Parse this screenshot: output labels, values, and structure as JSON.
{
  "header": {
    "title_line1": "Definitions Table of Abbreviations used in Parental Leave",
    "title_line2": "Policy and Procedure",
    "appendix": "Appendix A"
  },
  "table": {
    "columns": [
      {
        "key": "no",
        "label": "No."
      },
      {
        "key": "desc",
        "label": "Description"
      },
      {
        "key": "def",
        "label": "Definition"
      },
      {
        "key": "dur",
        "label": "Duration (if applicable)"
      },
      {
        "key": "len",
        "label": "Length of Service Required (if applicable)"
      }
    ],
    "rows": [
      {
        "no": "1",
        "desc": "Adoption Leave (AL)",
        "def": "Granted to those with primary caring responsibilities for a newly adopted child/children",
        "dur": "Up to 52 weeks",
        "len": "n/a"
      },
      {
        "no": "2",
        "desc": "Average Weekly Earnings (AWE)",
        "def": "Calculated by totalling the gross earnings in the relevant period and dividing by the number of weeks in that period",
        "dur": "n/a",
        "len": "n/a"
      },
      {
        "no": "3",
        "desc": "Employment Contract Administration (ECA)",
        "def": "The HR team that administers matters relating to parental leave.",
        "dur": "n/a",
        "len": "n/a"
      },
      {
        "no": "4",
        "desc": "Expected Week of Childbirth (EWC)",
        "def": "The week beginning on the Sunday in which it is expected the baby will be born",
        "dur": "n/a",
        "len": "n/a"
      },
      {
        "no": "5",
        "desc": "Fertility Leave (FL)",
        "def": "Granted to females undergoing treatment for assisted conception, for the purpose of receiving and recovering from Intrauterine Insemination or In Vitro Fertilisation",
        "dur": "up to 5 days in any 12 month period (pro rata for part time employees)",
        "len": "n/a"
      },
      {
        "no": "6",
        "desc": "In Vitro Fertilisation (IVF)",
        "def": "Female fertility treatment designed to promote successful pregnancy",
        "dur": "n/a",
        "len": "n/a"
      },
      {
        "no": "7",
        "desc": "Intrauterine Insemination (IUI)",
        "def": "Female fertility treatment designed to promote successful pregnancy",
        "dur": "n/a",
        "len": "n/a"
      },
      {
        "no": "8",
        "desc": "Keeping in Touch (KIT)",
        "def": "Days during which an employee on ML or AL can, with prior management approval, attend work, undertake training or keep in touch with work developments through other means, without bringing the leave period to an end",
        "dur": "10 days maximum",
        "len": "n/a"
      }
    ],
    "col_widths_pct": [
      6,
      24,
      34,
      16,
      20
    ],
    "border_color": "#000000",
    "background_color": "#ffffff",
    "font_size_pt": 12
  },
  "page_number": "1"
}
• • • • •
● Written instruction: All of the lines above must be returned exactly.

● Result:
Parse this screenshot: output labels, values, and structure as JSON.
{
  "header": {
    "title_line1": "Definitions Table of Abbreviations used in Parental Leave",
    "title_line2": "Policy and Procedure",
    "appendix": "Appendix A"
  },
  "table": {
    "columns": [
      {
        "key": "no",
        "label": "No."
      },
      {
        "key": "desc",
        "label": "Description"
      },
      {
        "key": "def",
        "label": "Definition"
      },
      {
        "key": "dur",
        "label": "Duration (if applicable)"
      },
      {
        "key": "len",
        "label": "Length of Service Required (if applicable)"
      }
    ],
    "rows": [
      {
        "no": "1",
        "desc": "Adoption Leave (AL)",
        "def": "Granted to those with primary caring responsibilities for a newly adopted child/children",
        "dur": "Up to 52 weeks",
        "len": "n/a"
      },
      {
        "no": "2",
        "desc": "Average Weekly Earnings (AWE)",
        "def": "Calculated by totalling the gross earnings in the relevant period and dividing by the number of weeks in that period",
        "dur": "n/a",
        "len": "n/a"
      },
      {
        "no": "3",
        "desc": "Employment Contract Administration (ECA)",
        "def": "The HR team that administers matters relating to parental leave.",
        "dur": "n/a",
        "len": "n/a"
      },
      {
        "no": "4",
        "desc": "Expected Week of Childbirth (EWC)",
        "def": "The week beginning on the Sunday in which it is expected the baby will be born",
        "dur": "n/a",
        "len": "n/a"
      },
      {
        "no": "5",
        "desc": "Fertility Leave (FL)",
        "def": "Granted to females undergoing treatment for assisted conception, for the purpose of receiving and recovering from Intrauterine Insemination or In Vitro Fertilisation",
        "dur": "up to 5 days in any 12 month period (pro rata for part time employees)",
        "len": "n/a"
      },
      {
        "no": "6",
        "desc": "In Vitro Fertilisation (IVF)",
        "def": "Female fertility treatment designed to promote successful pregnancy",
        "dur": "n/a",
        "len": "n/a"
      },
      {
        "no": "7",
        "desc": "Intrauterine Insemination (IUI)",
        "def": "Female fertility treatment designed to promote successful pregnancy",
        "dur": "n/a",
        "len": "n/a"
      },
      {
        "no": "8",
        "desc": "Keeping in Touch (KIT)",
        "def": "Days during which an employee on ML or AL can, with prior management approval, attend work, undertake training or keep in touch with work developments through other means, without bringing the leave period to an end",
        "dur": "10 days maximum",
        "len": "n/a"
      }
    ],
    "col_widths_pct": [
      6,
      24,
      34,
      16,
      20
    ],
    "border_color": "#000000",
    "background_color": "#ffffff",
    "font_size_pt": 12
  },
  "page_number": "1"
}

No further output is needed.